Task requirements =
Copy all the entries word for word, but omit the pictures.

(Dataset records)
┌──

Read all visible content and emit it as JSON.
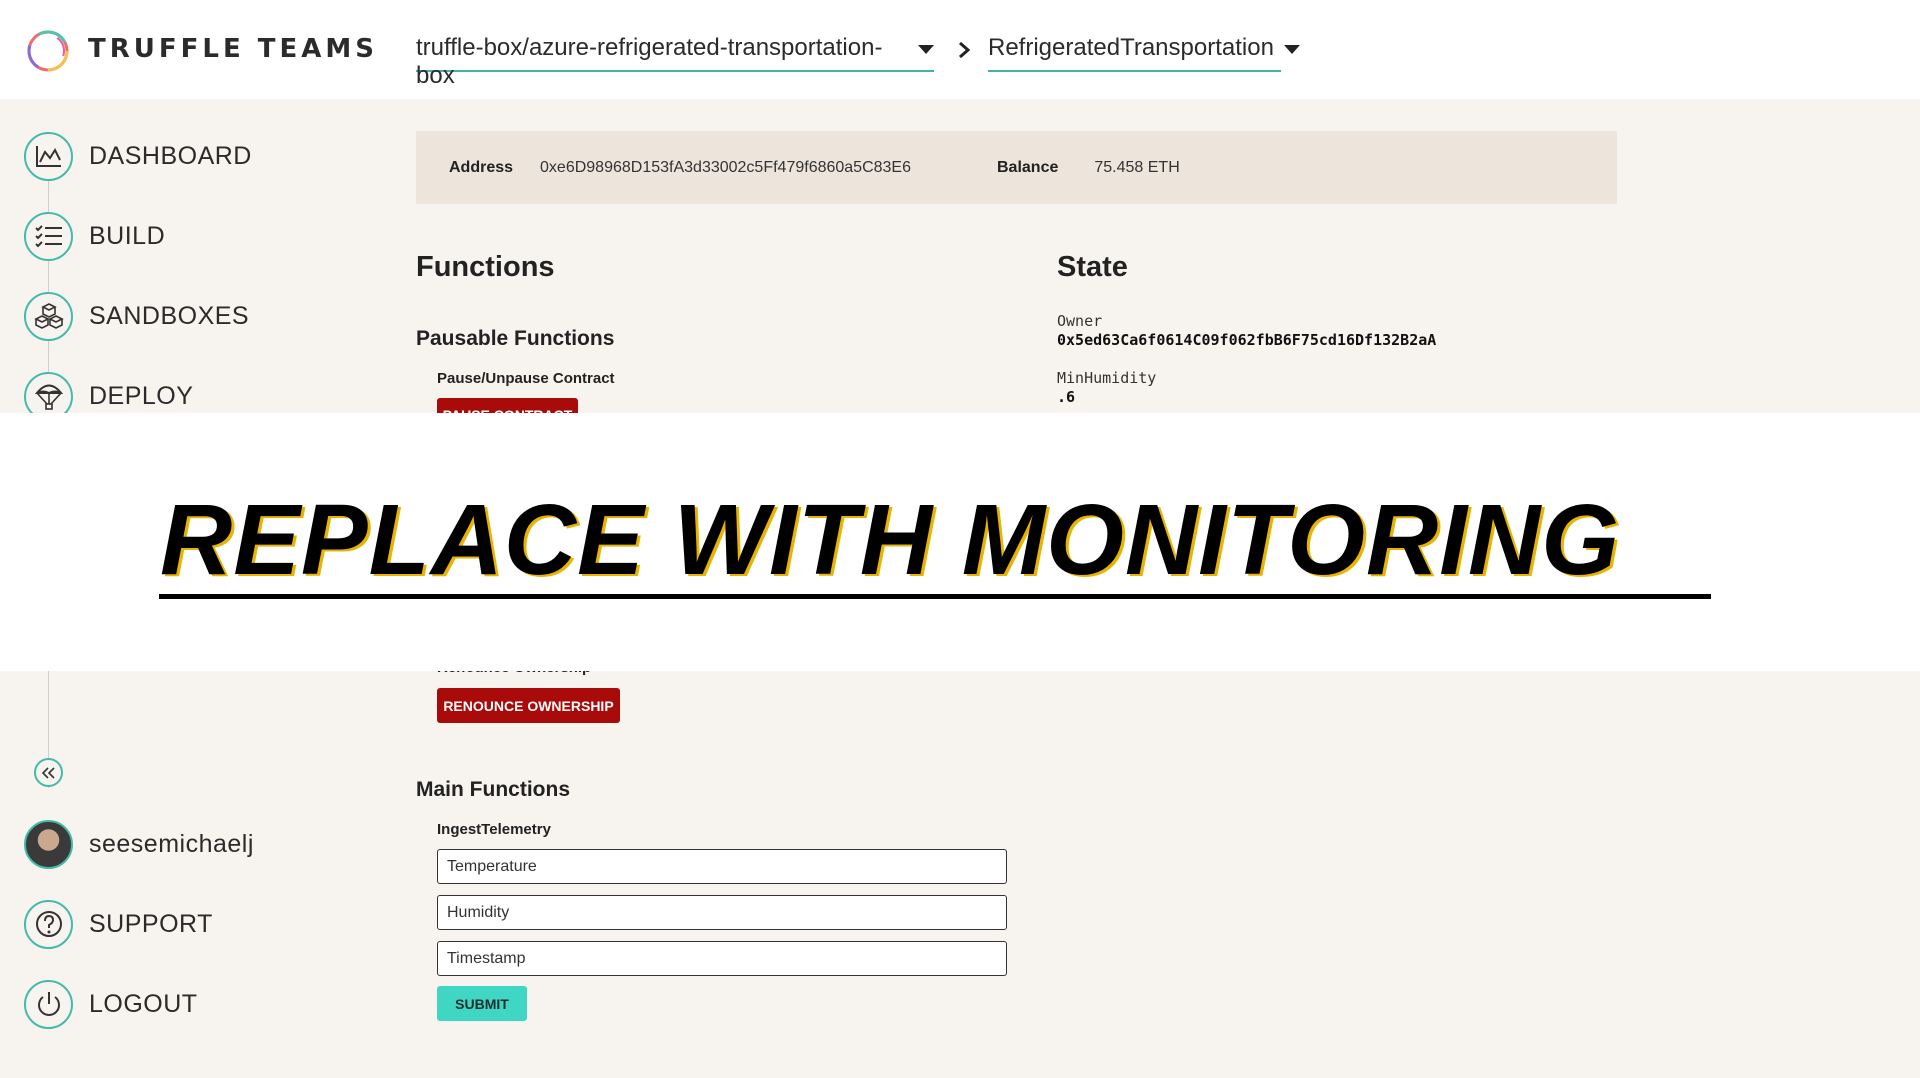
{
  "header": {
    "brand": "TRUFFLE TEAMS",
    "repo": "truffle-box/azure-refrigerated-transportation-box",
    "contract": "RefrigeratedTransportation"
  },
  "sidebar": {
    "items": [
      {
        "label": "DASHBOARD",
        "icon": "chart-icon"
      },
      {
        "label": "BUILD",
        "icon": "checklist-icon"
      },
      {
        "label": "SANDBOXES",
        "icon": "cubes-icon"
      },
      {
        "label": "DEPLOY",
        "icon": "parachute-icon"
      }
    ],
    "username": "seesemichaelj",
    "support": "SUPPORT",
    "logout": "LOGOUT"
  },
  "account": {
    "address_label": "Address",
    "address": "0xe6D98968D153fA3d33002c5Ff479f6860a5C83E6",
    "balance_label": "Balance",
    "balance": "75.458 ETH"
  },
  "functions": {
    "title": "Functions",
    "pausable_title": "Pausable Functions",
    "pause_label": "Pause/Unpause Contract",
    "pause_button": "PAUSE CONTRACT",
    "renounce_label": "Renounce Ownership",
    "renounce_button": "RENOUNCE OWNERSHIP",
    "main_title": "Main Functions",
    "ingest_label": "IngestTelemetry",
    "inputs": {
      "temperature": "Temperature",
      "humidity": "Humidity",
      "timestamp": "Timestamp"
    },
    "submit": "SUBMIT"
  },
  "state": {
    "title": "State",
    "owner_key": "Owner",
    "owner_value": "0x5ed63Ca6f0614C09f062fbB6F75cd16Df132B2aA",
    "minhumidity_key": "MinHumidity",
    "minhumidity_value": ".6"
  },
  "banner": {
    "text": "REPLACE WITH MONITORING"
  },
  "colors": {
    "accent": "#45b9aa",
    "danger": "#a90b0b",
    "submit": "#3fd6c3",
    "address_bar": "#ede4dc"
  }
}
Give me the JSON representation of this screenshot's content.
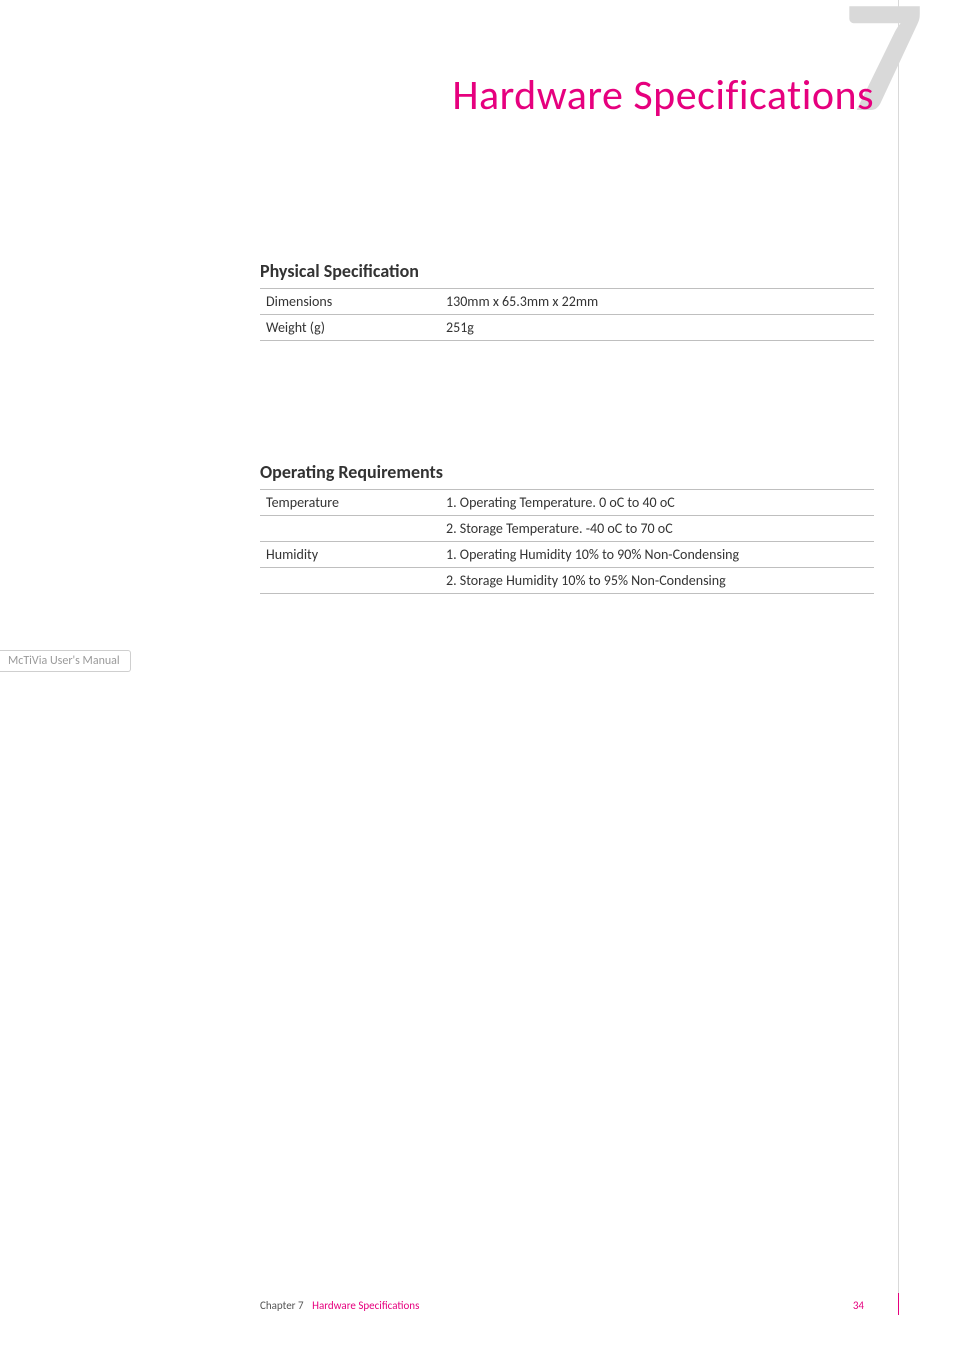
{
  "chapter_number_big": "7",
  "page_title": "Hardware Specifications",
  "left_tab": "McTiVia User's Manual",
  "sections": {
    "physical": {
      "heading": "Physical Specification",
      "rows": {
        "dimensions": {
          "key": "Dimensions",
          "value": "130mm x 65.3mm x 22mm"
        },
        "weight": {
          "key": "Weight (g)",
          "value": "251g"
        }
      }
    },
    "operating": {
      "heading": "Operating Requirements",
      "rows": {
        "temperature": {
          "key": "Temperature",
          "line1": "1. Operating Temperature. 0 oC to 40 oC",
          "line2": "2. Storage Temperature. -40 oC to 70 oC"
        },
        "humidity": {
          "key": "Humidity",
          "line1": "1. Operating Humidity 10% to 90% Non-Condensing",
          "line2": "2. Storage Humidity 10% to 95% Non-Condensing"
        }
      }
    }
  },
  "footer": {
    "chapter_label": "Chapter 7",
    "chapter_name": "Hardware Specifications",
    "page_number": "34"
  }
}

└──

Finished exercise =
Read all visible content and emit it as JSON.
{
  "header": {
    "brand": "TRUFFLE TEAMS",
    "repo": "truffle-box/azure-refrigerated-transportation-box",
    "contract": "RefrigeratedTransportation"
  },
  "sidebar": {
    "items": [
      {
        "label": "DASHBOARD",
        "icon": "chart-icon"
      },
      {
        "label": "BUILD",
        "icon": "checklist-icon"
      },
      {
        "label": "SANDBOXES",
        "icon": "cubes-icon"
      },
      {
        "label": "DEPLOY",
        "icon": "parachute-icon"
      }
    ],
    "username": "seesemichaelj",
    "support": "SUPPORT",
    "logout": "LOGOUT"
  },
  "account": {
    "address_label": "Address",
    "address": "0xe6D98968D153fA3d33002c5Ff479f6860a5C83E6",
    "balance_label": "Balance",
    "balance": "75.458 ETH"
  },
  "functions": {
    "title": "Functions",
    "pausable_title": "Pausable Functions",
    "pause_label": "Pause/Unpause Contract",
    "pause_button": "PAUSE CONTRACT",
    "renounce_label": "Renounce Ownership",
    "renounce_button": "RENOUNCE OWNERSHIP",
    "main_title": "Main Functions",
    "ingest_label": "IngestTelemetry",
    "inputs": {
      "temperature": "Temperature",
      "humidity": "Humidity",
      "timestamp": "Timestamp"
    },
    "submit": "SUBMIT"
  },
  "state": {
    "title": "State",
    "owner_key": "Owner",
    "owner_value": "0x5ed63Ca6f0614C09f062fbB6F75cd16Df132B2aA",
    "minhumidity_key": "MinHumidity",
    "minhumidity_value": ".6"
  },
  "banner": {
    "text": "REPLACE WITH MONITORING"
  },
  "colors": {
    "accent": "#45b9aa",
    "danger": "#a90b0b",
    "submit": "#3fd6c3",
    "address_bar": "#ede4dc"
  }
}
Give me the JSON representation of this screenshot's content.
{
  "chapter_number_big": "7",
  "page_title": "Hardware Specifications",
  "left_tab": "McTiVia User's Manual",
  "sections": {
    "physical": {
      "heading": "Physical Specification",
      "rows": {
        "dimensions": {
          "key": "Dimensions",
          "value": "130mm x 65.3mm x 22mm"
        },
        "weight": {
          "key": "Weight (g)",
          "value": "251g"
        }
      }
    },
    "operating": {
      "heading": "Operating Requirements",
      "rows": {
        "temperature": {
          "key": "Temperature",
          "line1": "1. Operating Temperature. 0 oC to 40 oC",
          "line2": "2. Storage Temperature. -40 oC to 70 oC"
        },
        "humidity": {
          "key": "Humidity",
          "line1": "1. Operating Humidity 10% to 90% Non-Condensing",
          "line2": "2. Storage Humidity 10% to 95% Non-Condensing"
        }
      }
    }
  },
  "footer": {
    "chapter_label": "Chapter 7",
    "chapter_name": "Hardware Specifications",
    "page_number": "34"
  }
}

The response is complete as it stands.